Entries from a dataset:
┏━━

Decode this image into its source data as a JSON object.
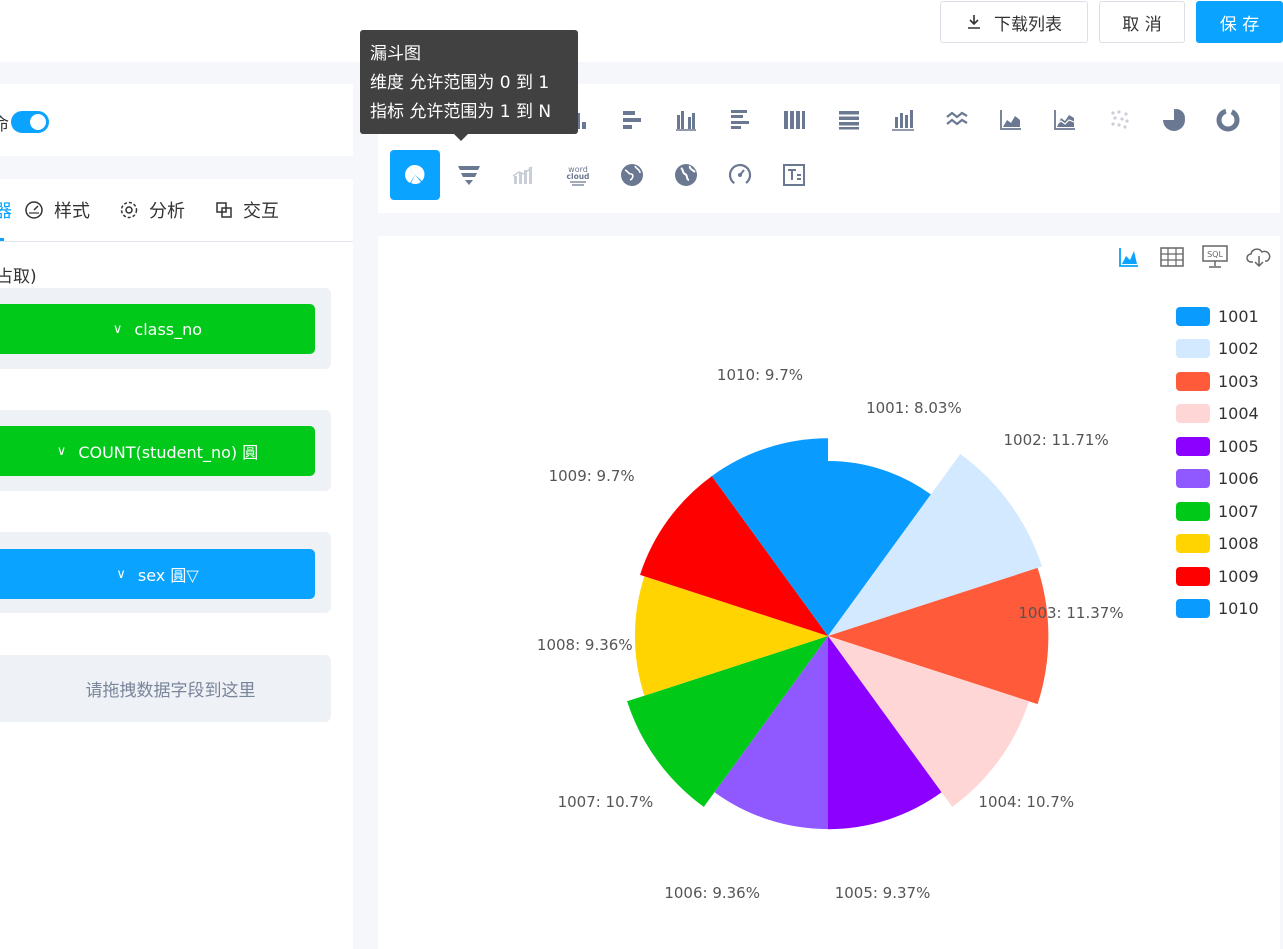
{
  "toolbar": {
    "download_label": "下载列表",
    "cancel_label": "取 消",
    "save_label": "保 存"
  },
  "left": {
    "toggle_label_fragment": "命",
    "tabs": [
      {
        "label": "器",
        "icon": "bar-indicator"
      },
      {
        "label": "样式",
        "icon": "gauge-icon"
      },
      {
        "label": "分析",
        "icon": "gear-icon"
      },
      {
        "label": "交互",
        "icon": "copy-icon"
      }
    ],
    "section_label": "占取)",
    "fields": [
      {
        "label": "class_no",
        "color": "#00c91a"
      },
      {
        "label": "COUNT(student_no) 圓",
        "color": "#00c91a"
      },
      {
        "label": "sex 圓▽",
        "color": "#0aa3ff"
      }
    ],
    "drop_placeholder": "请拖拽数据字段到这里"
  },
  "tooltip": {
    "title": "漏斗图",
    "line1": "维度 允许范围为 0 到 1",
    "line2": "指标 允许范围为 1 到 N"
  },
  "chart_types": {
    "row1": [
      "table-icon",
      "cross-table-icon",
      "detail-icon",
      "column-icon",
      "bar-icon",
      "grouped-column-icon",
      "grouped-bar-icon",
      "stacked-column-icon",
      "stacked-bar-icon",
      "combo-icon",
      "line-icon",
      "area-icon",
      "stacked-area-icon",
      "scatter-icon",
      "pie-icon",
      "donut-icon"
    ],
    "row2": [
      "rose-pie-icon",
      "funnel-icon",
      "bar-line-icon",
      "word-cloud-icon",
      "globe-icon",
      "map-icon",
      "gauge-chart-icon",
      "text-card-icon"
    ],
    "selected": "rose-pie-icon",
    "word_cloud_text": "word cloud"
  },
  "chart_actions": [
    "chart-view-icon",
    "table-view-icon",
    "sql-icon",
    "cloud-download-icon"
  ],
  "chart_actions_text": {
    "sql": "SQL"
  },
  "chart_data": {
    "type": "pie",
    "variant": "rose",
    "slices": [
      {
        "name": "1001",
        "percent": 8.03,
        "color": "#0a9bff",
        "label": "1001: 8.03%"
      },
      {
        "name": "1002",
        "percent": 11.71,
        "color": "#d3e9ff",
        "label": "1002: 11.71%"
      },
      {
        "name": "1003",
        "percent": 11.37,
        "color": "#ff5a3a",
        "label": "1003: 11.37%"
      },
      {
        "name": "1004",
        "percent": 10.7,
        "color": "#ffd6d6",
        "label": "1004: 10.7%"
      },
      {
        "name": "1005",
        "percent": 9.37,
        "color": "#8c00ff",
        "label": "1005: 9.37%"
      },
      {
        "name": "1006",
        "percent": 9.36,
        "color": "#9058ff",
        "label": "1006: 9.36%"
      },
      {
        "name": "1007",
        "percent": 10.7,
        "color": "#00c918",
        "label": "1007: 10.7%"
      },
      {
        "name": "1008",
        "percent": 9.36,
        "color": "#ffd400",
        "label": "1008: 9.36%"
      },
      {
        "name": "1009",
        "percent": 9.7,
        "color": "#ff0000",
        "label": "1009: 9.7%"
      },
      {
        "name": "1010",
        "percent": 9.7,
        "color": "#0a9bff",
        "label": "1010: 9.7%"
      }
    ],
    "legend_position": "right"
  }
}
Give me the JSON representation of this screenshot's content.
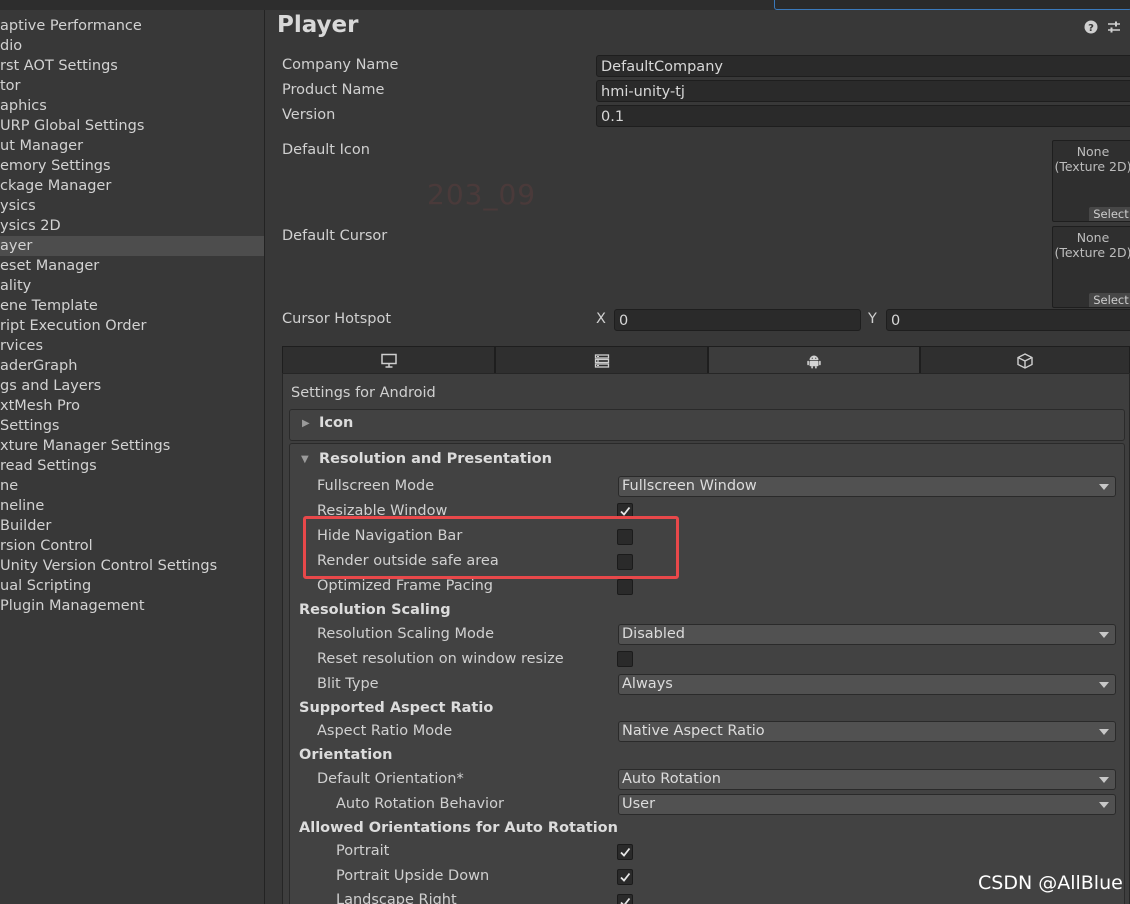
{
  "sidebar": {
    "items": [
      {
        "label": "aptive Performance"
      },
      {
        "label": "dio"
      },
      {
        "label": "rst AOT Settings"
      },
      {
        "label": "tor"
      },
      {
        "label": "aphics"
      },
      {
        "label": " URP Global Settings"
      },
      {
        "label": "ut Manager"
      },
      {
        "label": "emory Settings"
      },
      {
        "label": "ckage Manager"
      },
      {
        "label": "ysics"
      },
      {
        "label": "ysics 2D"
      },
      {
        "label": "ayer"
      },
      {
        "label": "eset Manager"
      },
      {
        "label": "ality"
      },
      {
        "label": "ene Template"
      },
      {
        "label": "ript Execution Order"
      },
      {
        "label": "rvices"
      },
      {
        "label": "aderGraph"
      },
      {
        "label": "gs and Layers"
      },
      {
        "label": "xtMesh Pro"
      },
      {
        "label": " Settings"
      },
      {
        "label": "xture Manager Settings"
      },
      {
        "label": "read Settings"
      },
      {
        "label": "ne"
      },
      {
        "label": "neline"
      },
      {
        "label": " Builder"
      },
      {
        "label": "rsion Control"
      },
      {
        "label": " Unity Version Control Settings"
      },
      {
        "label": "ual Scripting"
      },
      {
        "label": " Plugin Management"
      }
    ],
    "selected_index": 11
  },
  "header": {
    "title": "Player",
    "help_icon": "help-icon",
    "settings_icon": "preset-sliders-icon"
  },
  "player": {
    "company_label": "Company Name",
    "company_value": "DefaultCompany",
    "product_label": "Product Name",
    "product_value": "hmi-unity-tj",
    "version_label": "Version",
    "version_value": "0.1",
    "default_icon_label": "Default Icon",
    "default_cursor_label": "Default Cursor",
    "texture_none": "None",
    "texture_type": "(Texture 2D)",
    "select_label": "Select",
    "hotspot_label": "Cursor Hotspot",
    "hotspot_x_label": "X",
    "hotspot_x": "0",
    "hotspot_y_label": "Y",
    "hotspot_y": "0",
    "faint_text": "203_09"
  },
  "platform_tabs": [
    {
      "icon": "monitor-icon"
    },
    {
      "icon": "server-icon"
    },
    {
      "icon": "android-icon",
      "active": true
    },
    {
      "icon": "webgl-cube-icon"
    }
  ],
  "android": {
    "settings_for": "Settings for Android",
    "icon_foldout": "Icon",
    "resolution_foldout": "Resolution and Presentation",
    "fullscreen_mode_label": "Fullscreen Mode",
    "fullscreen_mode_value": "Fullscreen Window",
    "resizable_window_label": "Resizable Window",
    "hide_nav_bar_label": "Hide Navigation Bar",
    "render_outside_label": "Render outside safe area",
    "optimized_frame_label": "Optimized Frame Pacing",
    "resolution_scaling_header": "Resolution Scaling",
    "resolution_scaling_mode_label": "Resolution Scaling Mode",
    "resolution_scaling_mode_value": "Disabled",
    "reset_resolution_label": "Reset resolution on window resize",
    "blit_type_label": "Blit Type",
    "blit_type_value": "Always",
    "aspect_header": "Supported Aspect Ratio",
    "aspect_mode_label": "Aspect Ratio Mode",
    "aspect_mode_value": "Native Aspect Ratio",
    "orientation_header": "Orientation",
    "default_orientation_label": "Default Orientation*",
    "default_orientation_value": "Auto Rotation",
    "auto_rotation_label": "Auto Rotation Behavior",
    "auto_rotation_value": "User",
    "allowed_header": "Allowed Orientations for Auto Rotation",
    "portrait_label": "Portrait",
    "portrait_upside_label": "Portrait Upside Down",
    "landscape_right_label": "Landscape Right"
  },
  "checks": {
    "resizable_window": true,
    "hide_nav_bar": false,
    "render_outside": false,
    "optimized_frame": false,
    "reset_resolution": false,
    "portrait": true,
    "portrait_upside": true,
    "landscape_right": true
  },
  "colors": {
    "highlight_box": "#e8484a",
    "selected_row": "#4d4d4d",
    "accent": "#3a79bb"
  },
  "watermark": "CSDN @AllBlue"
}
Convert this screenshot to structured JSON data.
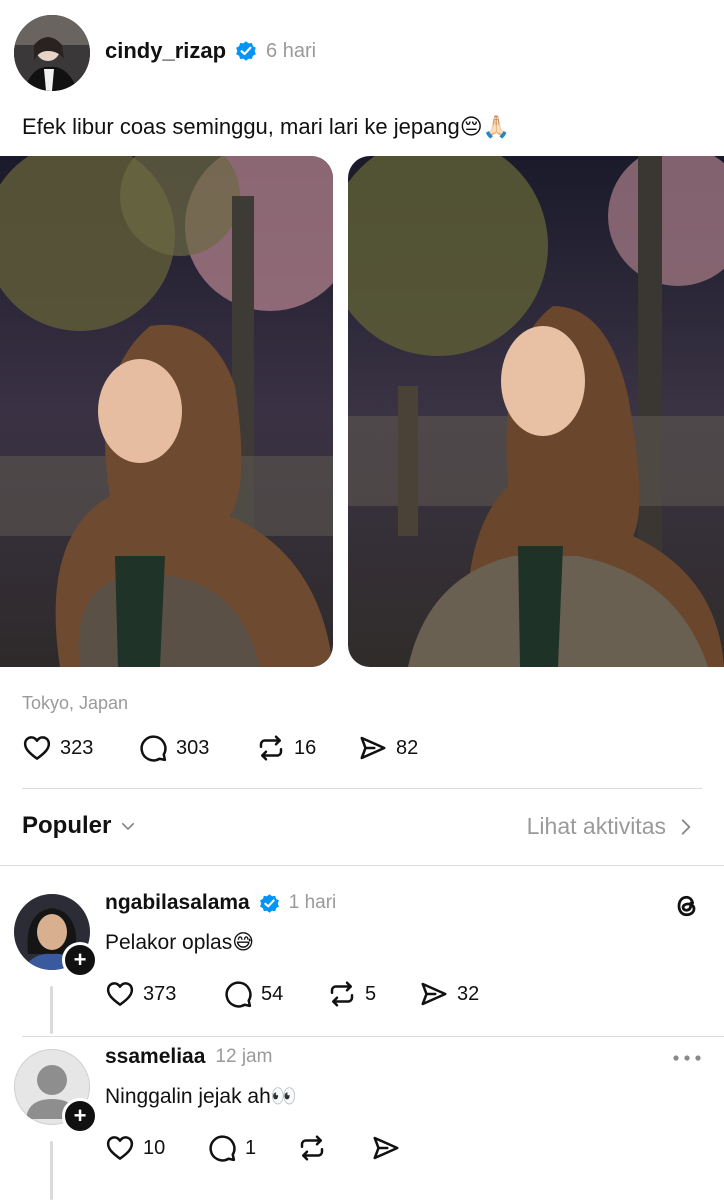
{
  "post": {
    "username": "cindy_rizap",
    "time": "6 hari",
    "text": "Efek libur coas seminggu, mari lari ke jepang😔🙏🏻",
    "location": "Tokyo, Japan",
    "likes": "323",
    "comments": "303",
    "reposts": "16",
    "shares": "82"
  },
  "sort_bar": {
    "label": "Populer",
    "activity_link": "Lihat aktivitas"
  },
  "replies": [
    {
      "username": "ngabilasalama",
      "time": "1 hari",
      "text": "Pelakor oplas😅",
      "likes": "373",
      "comments": "54",
      "reposts": "5",
      "shares": "32"
    },
    {
      "username": "ssameliaa",
      "time": "12 jam",
      "text": "Ninggalin jejak ah👀",
      "likes": "10",
      "comments": "1",
      "reposts": "",
      "shares": ""
    }
  ],
  "icons": {
    "verified": "verified-badge-icon",
    "like": "heart-icon",
    "comment": "comment-bubble-icon",
    "repost": "repost-icon",
    "share": "send-icon",
    "threads": "threads-logo-icon",
    "more": "more-dots-icon",
    "chevron_down": "chevron-down-icon",
    "chevron_right": "chevron-right-icon"
  },
  "colors": {
    "verified_blue": "#0095f6",
    "muted_text": "#9a9a9a"
  }
}
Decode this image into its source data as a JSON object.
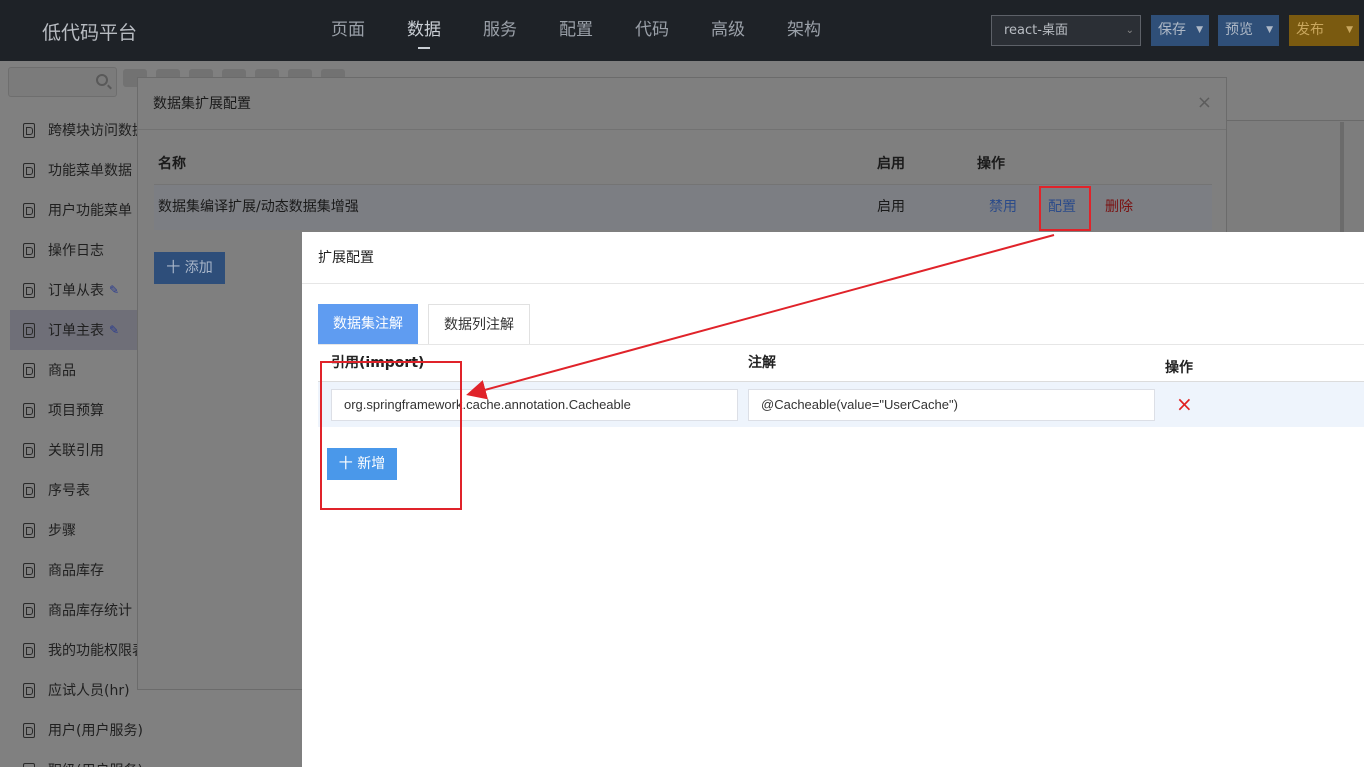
{
  "app": {
    "title": "低代码平台",
    "nav": [
      "页面",
      "数据",
      "服务",
      "配置",
      "代码",
      "高级",
      "架构"
    ],
    "active_nav": "数据",
    "env_select": "react-桌面",
    "buttons": {
      "save": "保存",
      "preview": "预览",
      "publish": "发布"
    }
  },
  "sidebar": {
    "items": [
      {
        "label": "跨模块访问数据"
      },
      {
        "label": "功能菜单数据"
      },
      {
        "label": "用户功能菜单"
      },
      {
        "label": "操作日志"
      },
      {
        "label": "订单从表",
        "edit": true
      },
      {
        "label": "订单主表",
        "edit": true,
        "active": true
      },
      {
        "label": "商品"
      },
      {
        "label": "项目预算"
      },
      {
        "label": "关联引用"
      },
      {
        "label": "序号表"
      },
      {
        "label": "步骤"
      },
      {
        "label": "商品库存"
      },
      {
        "label": "商品库存统计"
      },
      {
        "label": "我的功能权限表"
      },
      {
        "label": "应试人员(hr)"
      },
      {
        "label": "用户(用户服务)"
      },
      {
        "label": "职级(用户服务)"
      }
    ]
  },
  "dialog1": {
    "title": "数据集扩展配置",
    "close": "×",
    "columns": {
      "name": "名称",
      "enabled": "启用",
      "ops": "操作"
    },
    "row": {
      "name": "数据集编译扩展/动态数据集增强",
      "enabled": "启用",
      "disable": "禁用",
      "config": "配置",
      "delete": "删除"
    },
    "add": "十 添加"
  },
  "dialog2": {
    "title": "扩展配置",
    "tabs": [
      "数据集注解",
      "数据列注解"
    ],
    "columns": {
      "import": "引用(import)",
      "annotation": "注解",
      "ops": "操作"
    },
    "row": {
      "import": "org.springframework.cache.annotation.Cacheable",
      "annotation": "@Cacheable(value=\"UserCache\")",
      "delete_icon": "×"
    },
    "add": "十 新增"
  },
  "colors": {
    "highlight": "#e0232a",
    "primary": "#5f9cf1",
    "danger": "#e02020"
  }
}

┗━━

Exercise: Each line holding "annotation" must be found and copied.

Answer to this exercise:
      "annotation": "注解",
      "import": "org.springframework.cache.annotation.Cacheable",
      "annotation": "@Cacheable(value=\"UserCache\")",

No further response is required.